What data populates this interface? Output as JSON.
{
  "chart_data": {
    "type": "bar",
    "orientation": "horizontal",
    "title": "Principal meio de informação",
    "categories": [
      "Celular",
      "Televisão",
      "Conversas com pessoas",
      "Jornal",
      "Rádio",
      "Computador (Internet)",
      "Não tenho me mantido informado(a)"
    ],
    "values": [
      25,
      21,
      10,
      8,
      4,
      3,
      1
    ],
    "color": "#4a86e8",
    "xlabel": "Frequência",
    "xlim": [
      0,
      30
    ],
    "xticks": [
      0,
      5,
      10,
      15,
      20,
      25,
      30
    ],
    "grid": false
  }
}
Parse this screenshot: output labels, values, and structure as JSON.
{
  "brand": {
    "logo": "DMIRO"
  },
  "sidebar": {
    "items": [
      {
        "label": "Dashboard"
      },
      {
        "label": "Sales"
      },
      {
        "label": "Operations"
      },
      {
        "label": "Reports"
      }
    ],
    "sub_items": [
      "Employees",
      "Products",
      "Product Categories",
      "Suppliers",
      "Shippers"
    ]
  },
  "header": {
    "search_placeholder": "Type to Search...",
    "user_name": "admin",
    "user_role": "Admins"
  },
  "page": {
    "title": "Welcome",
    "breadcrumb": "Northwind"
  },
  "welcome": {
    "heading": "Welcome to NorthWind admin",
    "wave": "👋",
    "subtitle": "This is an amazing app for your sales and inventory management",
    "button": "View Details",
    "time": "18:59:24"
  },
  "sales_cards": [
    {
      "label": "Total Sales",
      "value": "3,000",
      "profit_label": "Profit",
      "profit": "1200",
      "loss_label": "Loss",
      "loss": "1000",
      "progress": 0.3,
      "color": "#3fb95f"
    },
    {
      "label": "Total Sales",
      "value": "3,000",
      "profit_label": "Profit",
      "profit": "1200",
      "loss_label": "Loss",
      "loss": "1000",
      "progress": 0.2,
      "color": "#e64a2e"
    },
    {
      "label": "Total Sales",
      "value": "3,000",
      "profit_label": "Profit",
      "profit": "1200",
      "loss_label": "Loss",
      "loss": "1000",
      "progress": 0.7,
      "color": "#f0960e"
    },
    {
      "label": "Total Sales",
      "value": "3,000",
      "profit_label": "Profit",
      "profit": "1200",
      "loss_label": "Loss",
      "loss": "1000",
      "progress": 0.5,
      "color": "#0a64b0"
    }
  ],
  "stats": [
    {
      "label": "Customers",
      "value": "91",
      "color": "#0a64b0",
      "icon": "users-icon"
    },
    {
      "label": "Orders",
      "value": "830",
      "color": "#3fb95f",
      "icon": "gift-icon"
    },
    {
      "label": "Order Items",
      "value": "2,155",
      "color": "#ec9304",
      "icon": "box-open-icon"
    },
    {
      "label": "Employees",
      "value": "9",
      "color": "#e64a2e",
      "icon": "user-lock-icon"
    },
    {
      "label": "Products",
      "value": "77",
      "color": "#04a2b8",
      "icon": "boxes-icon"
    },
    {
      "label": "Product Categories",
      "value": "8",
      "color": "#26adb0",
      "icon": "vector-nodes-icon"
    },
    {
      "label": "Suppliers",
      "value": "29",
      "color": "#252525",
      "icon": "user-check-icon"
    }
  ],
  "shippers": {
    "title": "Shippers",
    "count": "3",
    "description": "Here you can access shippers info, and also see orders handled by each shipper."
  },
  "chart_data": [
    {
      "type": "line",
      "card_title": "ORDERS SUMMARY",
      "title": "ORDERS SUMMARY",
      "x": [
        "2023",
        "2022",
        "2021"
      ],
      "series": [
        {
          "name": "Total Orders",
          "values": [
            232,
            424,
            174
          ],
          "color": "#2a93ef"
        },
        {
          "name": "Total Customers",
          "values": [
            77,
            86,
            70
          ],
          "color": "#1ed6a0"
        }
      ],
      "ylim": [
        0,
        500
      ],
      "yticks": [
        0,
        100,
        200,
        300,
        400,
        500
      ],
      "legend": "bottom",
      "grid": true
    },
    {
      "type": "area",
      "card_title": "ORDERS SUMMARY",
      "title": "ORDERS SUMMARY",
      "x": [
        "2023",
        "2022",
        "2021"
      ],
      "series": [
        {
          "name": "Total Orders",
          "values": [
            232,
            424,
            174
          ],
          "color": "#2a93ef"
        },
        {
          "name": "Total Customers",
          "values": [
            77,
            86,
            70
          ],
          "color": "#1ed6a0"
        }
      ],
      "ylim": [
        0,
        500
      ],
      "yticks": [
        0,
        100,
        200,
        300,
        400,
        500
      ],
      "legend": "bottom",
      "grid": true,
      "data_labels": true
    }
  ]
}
......
Copy all lines of the listing above that contain the string "JSON".

## SOLUTION TO THIS EXERCISE
What data populates this interface? Output as JSON.
Parse this screenshot: output labels, values, and structure as JSON.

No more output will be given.